**Raw data:**
===============

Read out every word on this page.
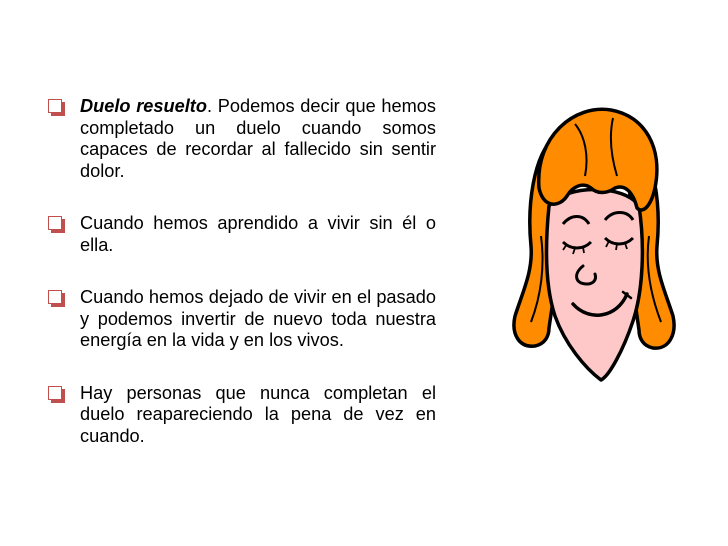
Duelo resuelto. Podemos decir que hemos completado un duelo cuando somos capaces de recordar al fallecido sin sentir dolor.
Cuando hemos aprendido a vivir sin él o ella.
Cuando hemos dejado de vivir en el pasado y podemos invertir de nuevo toda nuestra energía en la vida y en los vivos.
Hay personas que nunca completan el duelo reapareciendo la pena de vez en cuando.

===============

**Exercise prompt:** Without including the pictures, return each record above exactly as it stands.

**Response:**
Read out every word on this page.
Duelo resuelto. Podemos decir que hemos completado un duelo cuando somos capaces de recordar al fallecido sin sentir dolor.
Cuando hemos aprendido a vivir sin él o ella.
Cuando hemos dejado de vivir en el pasado y podemos invertir de nuevo toda nuestra energía en la vida y en los vivos.
Hay personas que nunca completan el duelo reapareciendo la pena de vez en cuando.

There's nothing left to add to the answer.